WHAT YOU ARE ASKED TO DO: Output each entry exactly; skip nothing.

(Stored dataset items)
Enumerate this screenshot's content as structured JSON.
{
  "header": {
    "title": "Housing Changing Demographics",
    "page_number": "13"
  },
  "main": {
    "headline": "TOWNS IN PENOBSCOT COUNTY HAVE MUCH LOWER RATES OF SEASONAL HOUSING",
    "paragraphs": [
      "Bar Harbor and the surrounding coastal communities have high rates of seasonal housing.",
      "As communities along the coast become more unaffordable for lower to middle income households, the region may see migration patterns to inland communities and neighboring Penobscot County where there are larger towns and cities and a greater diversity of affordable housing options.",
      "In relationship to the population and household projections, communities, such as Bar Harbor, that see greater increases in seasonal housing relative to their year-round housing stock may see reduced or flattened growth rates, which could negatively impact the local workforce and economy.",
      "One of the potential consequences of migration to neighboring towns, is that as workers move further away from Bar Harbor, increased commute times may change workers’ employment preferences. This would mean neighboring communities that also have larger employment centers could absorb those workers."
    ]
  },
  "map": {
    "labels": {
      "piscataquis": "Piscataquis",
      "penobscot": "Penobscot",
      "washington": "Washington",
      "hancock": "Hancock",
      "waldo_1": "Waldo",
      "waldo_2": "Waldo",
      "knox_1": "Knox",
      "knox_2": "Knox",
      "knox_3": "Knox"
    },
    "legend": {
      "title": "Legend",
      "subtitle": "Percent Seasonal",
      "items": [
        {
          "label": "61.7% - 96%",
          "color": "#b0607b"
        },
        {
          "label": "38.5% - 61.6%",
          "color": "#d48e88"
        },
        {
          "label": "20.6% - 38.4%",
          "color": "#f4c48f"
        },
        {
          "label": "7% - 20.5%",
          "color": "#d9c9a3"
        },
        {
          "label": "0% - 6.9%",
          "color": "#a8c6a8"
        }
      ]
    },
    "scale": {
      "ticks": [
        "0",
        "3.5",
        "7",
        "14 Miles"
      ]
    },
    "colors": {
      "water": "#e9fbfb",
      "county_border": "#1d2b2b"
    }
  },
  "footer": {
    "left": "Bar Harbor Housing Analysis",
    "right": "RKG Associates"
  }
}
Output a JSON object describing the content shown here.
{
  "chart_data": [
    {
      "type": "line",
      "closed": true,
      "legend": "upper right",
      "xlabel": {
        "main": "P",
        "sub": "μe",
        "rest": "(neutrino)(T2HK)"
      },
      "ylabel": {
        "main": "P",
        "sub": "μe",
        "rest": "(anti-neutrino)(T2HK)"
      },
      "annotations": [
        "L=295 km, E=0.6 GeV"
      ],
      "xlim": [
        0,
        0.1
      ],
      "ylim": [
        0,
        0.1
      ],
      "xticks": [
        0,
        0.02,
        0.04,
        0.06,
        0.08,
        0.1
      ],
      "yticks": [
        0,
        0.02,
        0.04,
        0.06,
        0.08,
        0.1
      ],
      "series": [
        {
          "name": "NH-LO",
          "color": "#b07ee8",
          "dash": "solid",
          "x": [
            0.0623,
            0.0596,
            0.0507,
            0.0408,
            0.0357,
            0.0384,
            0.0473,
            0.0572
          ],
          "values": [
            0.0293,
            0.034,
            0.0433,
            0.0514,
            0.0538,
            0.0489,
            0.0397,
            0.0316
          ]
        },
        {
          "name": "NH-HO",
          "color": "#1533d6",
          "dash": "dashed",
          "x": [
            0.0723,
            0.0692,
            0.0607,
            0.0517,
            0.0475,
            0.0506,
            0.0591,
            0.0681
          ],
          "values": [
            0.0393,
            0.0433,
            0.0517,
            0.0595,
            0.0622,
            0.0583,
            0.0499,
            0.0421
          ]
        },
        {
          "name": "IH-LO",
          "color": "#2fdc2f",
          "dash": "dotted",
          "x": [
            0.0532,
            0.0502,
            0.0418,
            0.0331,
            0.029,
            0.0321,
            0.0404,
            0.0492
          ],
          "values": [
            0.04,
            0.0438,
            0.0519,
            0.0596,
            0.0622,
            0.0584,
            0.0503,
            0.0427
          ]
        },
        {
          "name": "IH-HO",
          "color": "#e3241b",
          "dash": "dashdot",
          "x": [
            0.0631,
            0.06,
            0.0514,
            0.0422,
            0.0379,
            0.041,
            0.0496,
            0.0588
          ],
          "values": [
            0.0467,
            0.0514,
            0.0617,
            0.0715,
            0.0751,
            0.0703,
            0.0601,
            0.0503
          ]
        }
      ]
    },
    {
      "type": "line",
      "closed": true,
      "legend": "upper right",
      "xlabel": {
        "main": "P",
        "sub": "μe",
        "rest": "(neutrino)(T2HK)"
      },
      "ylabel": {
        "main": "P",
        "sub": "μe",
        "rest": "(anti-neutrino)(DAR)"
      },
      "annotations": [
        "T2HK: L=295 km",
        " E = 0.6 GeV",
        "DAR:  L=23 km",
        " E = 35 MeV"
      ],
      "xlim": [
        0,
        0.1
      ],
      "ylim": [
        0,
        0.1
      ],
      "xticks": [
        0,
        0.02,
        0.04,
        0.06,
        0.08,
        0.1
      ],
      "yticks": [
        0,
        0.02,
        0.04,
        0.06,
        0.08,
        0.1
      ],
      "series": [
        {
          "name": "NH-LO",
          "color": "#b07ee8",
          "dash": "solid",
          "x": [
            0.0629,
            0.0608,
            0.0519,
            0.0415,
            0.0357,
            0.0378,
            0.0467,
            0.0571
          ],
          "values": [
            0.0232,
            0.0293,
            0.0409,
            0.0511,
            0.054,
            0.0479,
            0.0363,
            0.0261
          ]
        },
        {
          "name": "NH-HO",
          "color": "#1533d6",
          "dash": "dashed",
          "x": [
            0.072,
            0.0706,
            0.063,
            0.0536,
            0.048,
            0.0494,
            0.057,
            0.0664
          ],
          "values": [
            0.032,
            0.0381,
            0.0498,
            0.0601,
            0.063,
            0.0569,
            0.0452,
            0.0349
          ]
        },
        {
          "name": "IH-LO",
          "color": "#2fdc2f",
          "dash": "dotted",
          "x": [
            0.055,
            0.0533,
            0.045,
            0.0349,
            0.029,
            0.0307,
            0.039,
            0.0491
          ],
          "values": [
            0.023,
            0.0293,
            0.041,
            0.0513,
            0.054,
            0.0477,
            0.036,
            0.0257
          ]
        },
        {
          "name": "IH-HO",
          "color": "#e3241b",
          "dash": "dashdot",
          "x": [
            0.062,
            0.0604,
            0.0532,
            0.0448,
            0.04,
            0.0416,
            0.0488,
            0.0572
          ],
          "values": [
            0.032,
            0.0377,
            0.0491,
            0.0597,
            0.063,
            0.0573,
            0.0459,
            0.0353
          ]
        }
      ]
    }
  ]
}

ANSWER:
Enumerate this screenshot's content as structured JSON.
{
  "header": {
    "title": "Housing Changing Demographics",
    "page_number": "13"
  },
  "main": {
    "headline": "TOWNS IN PENOBSCOT COUNTY HAVE MUCH LOWER RATES OF SEASONAL HOUSING",
    "paragraphs": [
      "Bar Harbor and the surrounding coastal communities have high rates of seasonal housing.",
      "As communities along the coast become more unaffordable for lower to middle income households, the region may see migration patterns to inland communities and neighboring Penobscot County where there are larger towns and cities and a greater diversity of affordable housing options.",
      "In relationship to the population and household projections, communities, such as Bar Harbor, that see greater increases in seasonal housing relative to their year-round housing stock may see reduced or flattened growth rates, which could negatively impact the local workforce and economy.",
      "One of the potential consequences of migration to neighboring towns, is that as workers move further away from Bar Harbor, increased commute times may change workers’ employment preferences. This would mean neighboring communities that also have larger employment centers could absorb those workers."
    ]
  },
  "map": {
    "labels": {
      "piscataquis": "Piscataquis",
      "penobscot": "Penobscot",
      "washington": "Washington",
      "hancock": "Hancock",
      "waldo_1": "Waldo",
      "waldo_2": "Waldo",
      "knox_1": "Knox",
      "knox_2": "Knox",
      "knox_3": "Knox"
    },
    "legend": {
      "title": "Legend",
      "subtitle": "Percent Seasonal",
      "items": [
        {
          "label": "61.7% - 96%",
          "color": "#b0607b"
        },
        {
          "label": "38.5% - 61.6%",
          "color": "#d48e88"
        },
        {
          "label": "20.6% - 38.4%",
          "color": "#f4c48f"
        },
        {
          "label": "7% - 20.5%",
          "color": "#d9c9a3"
        },
        {
          "label": "0% - 6.9%",
          "color": "#a8c6a8"
        }
      ]
    },
    "scale": {
      "ticks": [
        "0",
        "3.5",
        "7",
        "14 Miles"
      ]
    },
    "colors": {
      "water": "#e9fbfb",
      "county_border": "#1d2b2b"
    }
  },
  "footer": {
    "left": "Bar Harbor Housing Analysis",
    "right": "RKG Associates"
  }
}
Output a JSON object describing the content shown here.
{
  "chart_data": [
    {
      "type": "line",
      "closed": true,
      "legend": "upper right",
      "xlabel": {
        "main": "P",
        "sub": "μe",
        "rest": "(neutrino)(T2HK)"
      },
      "ylabel": {
        "main": "P",
        "sub": "μe",
        "rest": "(anti-neutrino)(T2HK)"
      },
      "annotations": [
        "L=295 km, E=0.6 GeV"
      ],
      "xlim": [
        0,
        0.1
      ],
      "ylim": [
        0,
        0.1
      ],
      "xticks": [
        0,
        0.02,
        0.04,
        0.06,
        0.08,
        0.1
      ],
      "yticks": [
        0,
        0.02,
        0.04,
        0.06,
        0.08,
        0.1
      ],
      "series": [
        {
          "name": "NH-LO",
          "color": "#b07ee8",
          "dash": "solid",
          "x": [
            0.0623,
            0.0596,
            0.0507,
            0.0408,
            0.0357,
            0.0384,
            0.0473,
            0.0572
          ],
          "values": [
            0.0293,
            0.034,
            0.0433,
            0.0514,
            0.0538,
            0.0489,
            0.0397,
            0.0316
          ]
        },
        {
          "name": "NH-HO",
          "color": "#1533d6",
          "dash": "dashed",
          "x": [
            0.0723,
            0.0692,
            0.0607,
            0.0517,
            0.0475,
            0.0506,
            0.0591,
            0.0681
          ],
          "values": [
            0.0393,
            0.0433,
            0.0517,
            0.0595,
            0.0622,
            0.0583,
            0.0499,
            0.0421
          ]
        },
        {
          "name": "IH-LO",
          "color": "#2fdc2f",
          "dash": "dotted",
          "x": [
            0.0532,
            0.0502,
            0.0418,
            0.0331,
            0.029,
            0.0321,
            0.0404,
            0.0492
          ],
          "values": [
            0.04,
            0.0438,
            0.0519,
            0.0596,
            0.0622,
            0.0584,
            0.0503,
            0.0427
          ]
        },
        {
          "name": "IH-HO",
          "color": "#e3241b",
          "dash": "dashdot",
          "x": [
            0.0631,
            0.06,
            0.0514,
            0.0422,
            0.0379,
            0.041,
            0.0496,
            0.0588
          ],
          "values": [
            0.0467,
            0.0514,
            0.0617,
            0.0715,
            0.0751,
            0.0703,
            0.0601,
            0.0503
          ]
        }
      ]
    },
    {
      "type": "line",
      "closed": true,
      "legend": "upper right",
      "xlabel": {
        "main": "P",
        "sub": "μe",
        "rest": "(neutrino)(T2HK)"
      },
      "ylabel": {
        "main": "P",
        "sub": "μe",
        "rest": "(anti-neutrino)(DAR)"
      },
      "annotations": [
        "T2HK: L=295 km",
        " E = 0.6 GeV",
        "DAR:  L=23 km",
        " E = 35 MeV"
      ],
      "xlim": [
        0,
        0.1
      ],
      "ylim": [
        0,
        0.1
      ],
      "xticks": [
        0,
        0.02,
        0.04,
        0.06,
        0.08,
        0.1
      ],
      "yticks": [
        0,
        0.02,
        0.04,
        0.06,
        0.08,
        0.1
      ],
      "series": [
        {
          "name": "NH-LO",
          "color": "#b07ee8",
          "dash": "solid",
          "x": [
            0.0629,
            0.0608,
            0.0519,
            0.0415,
            0.0357,
            0.0378,
            0.0467,
            0.0571
          ],
          "values": [
            0.0232,
            0.0293,
            0.0409,
            0.0511,
            0.054,
            0.0479,
            0.0363,
            0.0261
          ]
        },
        {
          "name": "NH-HO",
          "color": "#1533d6",
          "dash": "dashed",
          "x": [
            0.072,
            0.0706,
            0.063,
            0.0536,
            0.048,
            0.0494,
            0.057,
            0.0664
          ],
          "values": [
            0.032,
            0.0381,
            0.0498,
            0.0601,
            0.063,
            0.0569,
            0.0452,
            0.0349
          ]
        },
        {
          "name": "IH-LO",
          "color": "#2fdc2f",
          "dash": "dotted",
          "x": [
            0.055,
            0.0533,
            0.045,
            0.0349,
            0.029,
            0.0307,
            0.039,
            0.0491
          ],
          "values": [
            0.023,
            0.0293,
            0.041,
            0.0513,
            0.054,
            0.0477,
            0.036,
            0.0257
          ]
        },
        {
          "name": "IH-HO",
          "color": "#e3241b",
          "dash": "dashdot",
          "x": [
            0.062,
            0.0604,
            0.0532,
            0.0448,
            0.04,
            0.0416,
            0.0488,
            0.0572
          ],
          "values": [
            0.032,
            0.0377,
            0.0491,
            0.0597,
            0.063,
            0.0573,
            0.0459,
            0.0353
          ]
        }
      ]
    }
  ]
}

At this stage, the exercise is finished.